## start Items
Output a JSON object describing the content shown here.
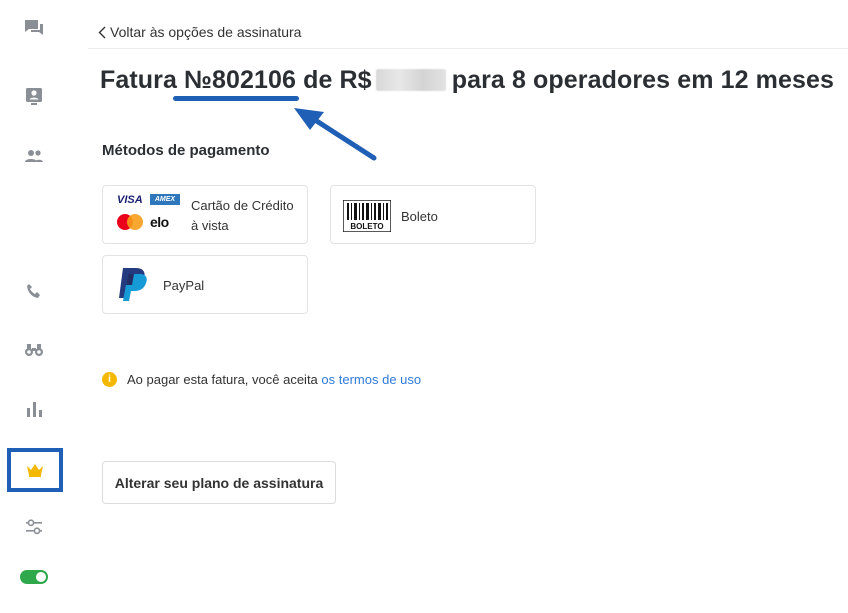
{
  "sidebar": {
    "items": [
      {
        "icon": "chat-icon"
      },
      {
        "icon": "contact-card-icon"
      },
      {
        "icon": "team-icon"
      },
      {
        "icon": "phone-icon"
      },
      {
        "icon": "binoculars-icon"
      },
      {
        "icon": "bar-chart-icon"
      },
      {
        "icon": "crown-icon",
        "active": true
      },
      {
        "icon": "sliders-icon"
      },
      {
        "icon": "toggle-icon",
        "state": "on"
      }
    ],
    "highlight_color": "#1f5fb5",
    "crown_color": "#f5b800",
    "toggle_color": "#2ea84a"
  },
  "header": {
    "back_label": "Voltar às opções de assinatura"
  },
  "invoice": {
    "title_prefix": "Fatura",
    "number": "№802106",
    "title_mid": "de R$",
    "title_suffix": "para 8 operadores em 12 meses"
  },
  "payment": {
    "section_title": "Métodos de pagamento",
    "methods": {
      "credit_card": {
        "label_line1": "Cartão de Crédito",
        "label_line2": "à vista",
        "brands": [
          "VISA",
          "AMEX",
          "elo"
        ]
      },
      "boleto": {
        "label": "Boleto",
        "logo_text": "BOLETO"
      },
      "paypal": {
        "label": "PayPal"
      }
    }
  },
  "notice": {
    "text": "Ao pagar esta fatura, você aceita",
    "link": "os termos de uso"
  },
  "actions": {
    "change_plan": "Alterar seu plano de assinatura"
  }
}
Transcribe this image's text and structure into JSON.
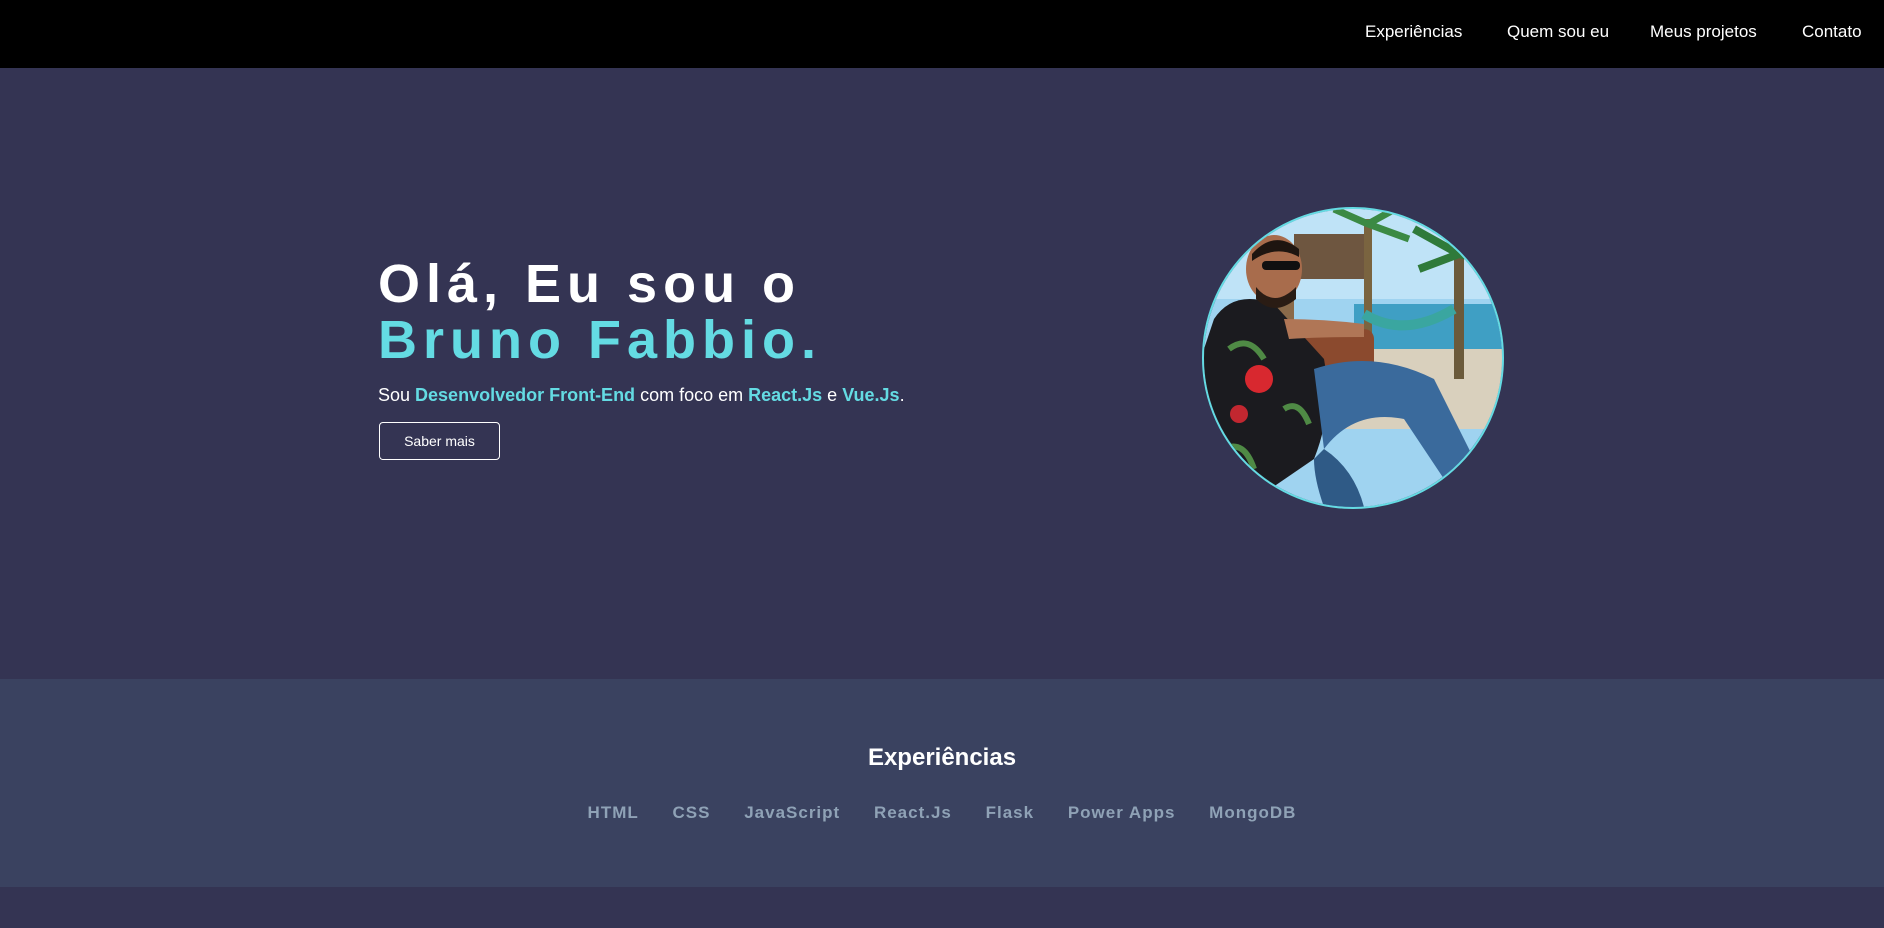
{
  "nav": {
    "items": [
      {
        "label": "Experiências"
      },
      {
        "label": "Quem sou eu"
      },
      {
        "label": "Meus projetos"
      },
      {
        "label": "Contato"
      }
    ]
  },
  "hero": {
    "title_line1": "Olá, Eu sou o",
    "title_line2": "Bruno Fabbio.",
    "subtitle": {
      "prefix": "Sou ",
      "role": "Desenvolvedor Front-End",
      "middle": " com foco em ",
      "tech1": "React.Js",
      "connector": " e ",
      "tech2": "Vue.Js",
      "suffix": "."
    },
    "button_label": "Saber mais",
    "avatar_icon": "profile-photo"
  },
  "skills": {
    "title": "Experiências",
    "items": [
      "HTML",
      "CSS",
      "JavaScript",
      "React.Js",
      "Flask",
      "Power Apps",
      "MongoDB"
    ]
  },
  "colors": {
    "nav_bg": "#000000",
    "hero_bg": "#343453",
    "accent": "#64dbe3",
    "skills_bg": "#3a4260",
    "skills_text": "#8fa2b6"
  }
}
## end Items
## start Items
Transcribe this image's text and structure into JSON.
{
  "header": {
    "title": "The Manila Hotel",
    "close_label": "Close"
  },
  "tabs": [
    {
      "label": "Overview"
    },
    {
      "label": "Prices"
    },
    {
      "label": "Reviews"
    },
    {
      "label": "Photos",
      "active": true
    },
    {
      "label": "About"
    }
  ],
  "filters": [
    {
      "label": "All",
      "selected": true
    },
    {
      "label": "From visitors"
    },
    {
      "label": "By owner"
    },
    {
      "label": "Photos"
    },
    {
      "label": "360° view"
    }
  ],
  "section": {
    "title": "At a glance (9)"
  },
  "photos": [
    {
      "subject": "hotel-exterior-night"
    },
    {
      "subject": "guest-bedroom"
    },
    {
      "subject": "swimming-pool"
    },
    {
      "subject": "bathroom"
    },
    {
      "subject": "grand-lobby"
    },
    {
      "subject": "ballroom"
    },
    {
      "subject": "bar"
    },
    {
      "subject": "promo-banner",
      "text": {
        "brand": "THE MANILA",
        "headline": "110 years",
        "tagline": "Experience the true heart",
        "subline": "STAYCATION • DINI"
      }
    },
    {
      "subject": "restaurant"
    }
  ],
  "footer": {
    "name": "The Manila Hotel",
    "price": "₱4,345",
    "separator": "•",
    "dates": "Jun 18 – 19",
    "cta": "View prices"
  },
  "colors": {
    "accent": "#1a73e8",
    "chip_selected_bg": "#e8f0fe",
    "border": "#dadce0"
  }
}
## end Items
## start Items
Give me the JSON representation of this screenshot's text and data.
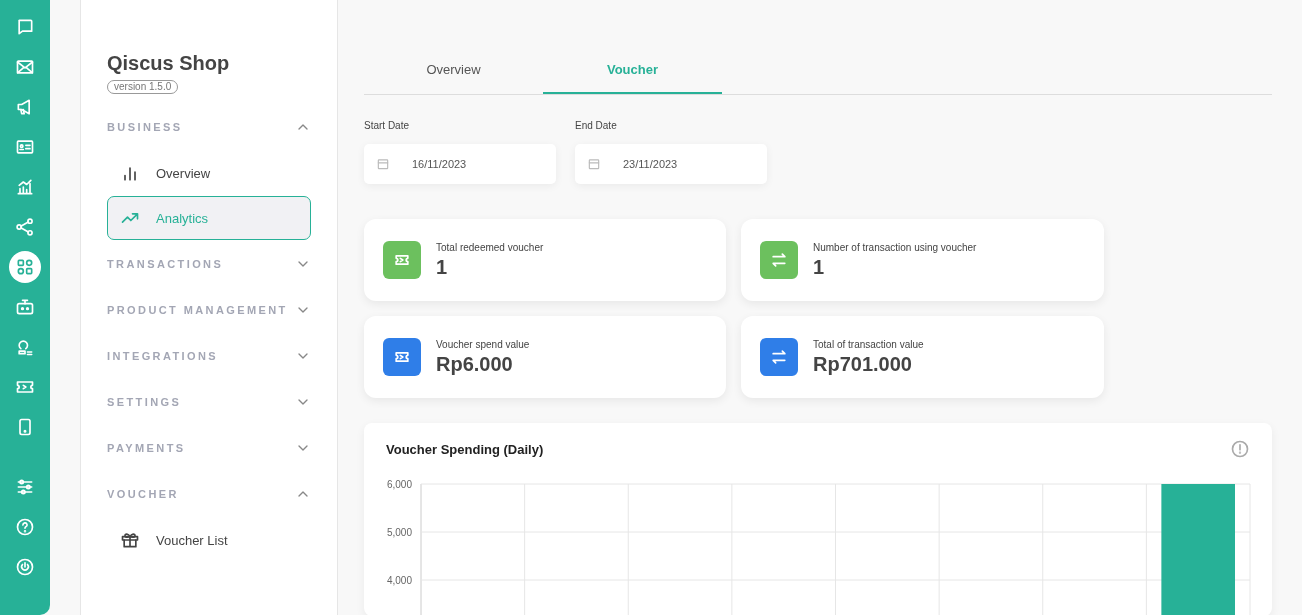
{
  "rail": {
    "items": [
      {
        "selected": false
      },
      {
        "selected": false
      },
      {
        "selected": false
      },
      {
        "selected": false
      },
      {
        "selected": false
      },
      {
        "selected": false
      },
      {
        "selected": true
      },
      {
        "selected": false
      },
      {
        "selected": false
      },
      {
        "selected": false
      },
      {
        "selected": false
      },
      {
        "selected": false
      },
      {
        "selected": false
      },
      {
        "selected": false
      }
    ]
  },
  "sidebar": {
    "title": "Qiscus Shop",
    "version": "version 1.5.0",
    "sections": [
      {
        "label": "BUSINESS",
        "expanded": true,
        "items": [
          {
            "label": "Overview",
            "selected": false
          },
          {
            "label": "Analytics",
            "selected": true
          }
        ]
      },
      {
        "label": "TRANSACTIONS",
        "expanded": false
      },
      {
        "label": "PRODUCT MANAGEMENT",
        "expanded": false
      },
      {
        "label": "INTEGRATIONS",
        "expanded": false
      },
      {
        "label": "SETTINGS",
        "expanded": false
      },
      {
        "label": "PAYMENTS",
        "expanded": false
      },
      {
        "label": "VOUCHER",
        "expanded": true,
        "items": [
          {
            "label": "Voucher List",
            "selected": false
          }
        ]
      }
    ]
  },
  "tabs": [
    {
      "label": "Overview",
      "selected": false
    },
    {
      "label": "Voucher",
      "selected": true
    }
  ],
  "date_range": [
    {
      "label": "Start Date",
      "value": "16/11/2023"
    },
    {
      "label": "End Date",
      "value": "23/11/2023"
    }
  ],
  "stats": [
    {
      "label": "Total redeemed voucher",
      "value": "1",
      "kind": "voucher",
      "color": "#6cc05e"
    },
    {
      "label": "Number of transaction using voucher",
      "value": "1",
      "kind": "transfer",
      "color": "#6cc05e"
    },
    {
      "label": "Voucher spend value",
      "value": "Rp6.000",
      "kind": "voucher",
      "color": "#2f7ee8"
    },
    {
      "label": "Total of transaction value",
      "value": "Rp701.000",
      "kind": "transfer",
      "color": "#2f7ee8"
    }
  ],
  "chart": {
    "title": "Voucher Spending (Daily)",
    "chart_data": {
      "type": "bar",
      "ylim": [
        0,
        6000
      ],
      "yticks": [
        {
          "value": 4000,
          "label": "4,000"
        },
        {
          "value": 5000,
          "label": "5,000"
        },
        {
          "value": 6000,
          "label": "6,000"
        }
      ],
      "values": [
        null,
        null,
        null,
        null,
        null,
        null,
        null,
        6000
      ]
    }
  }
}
## end Items
Exercise task: Find all lines holding the string "Experiências" and copy them.

Exercise solution:
        "label": "Experiências"
    "title": "Experiências",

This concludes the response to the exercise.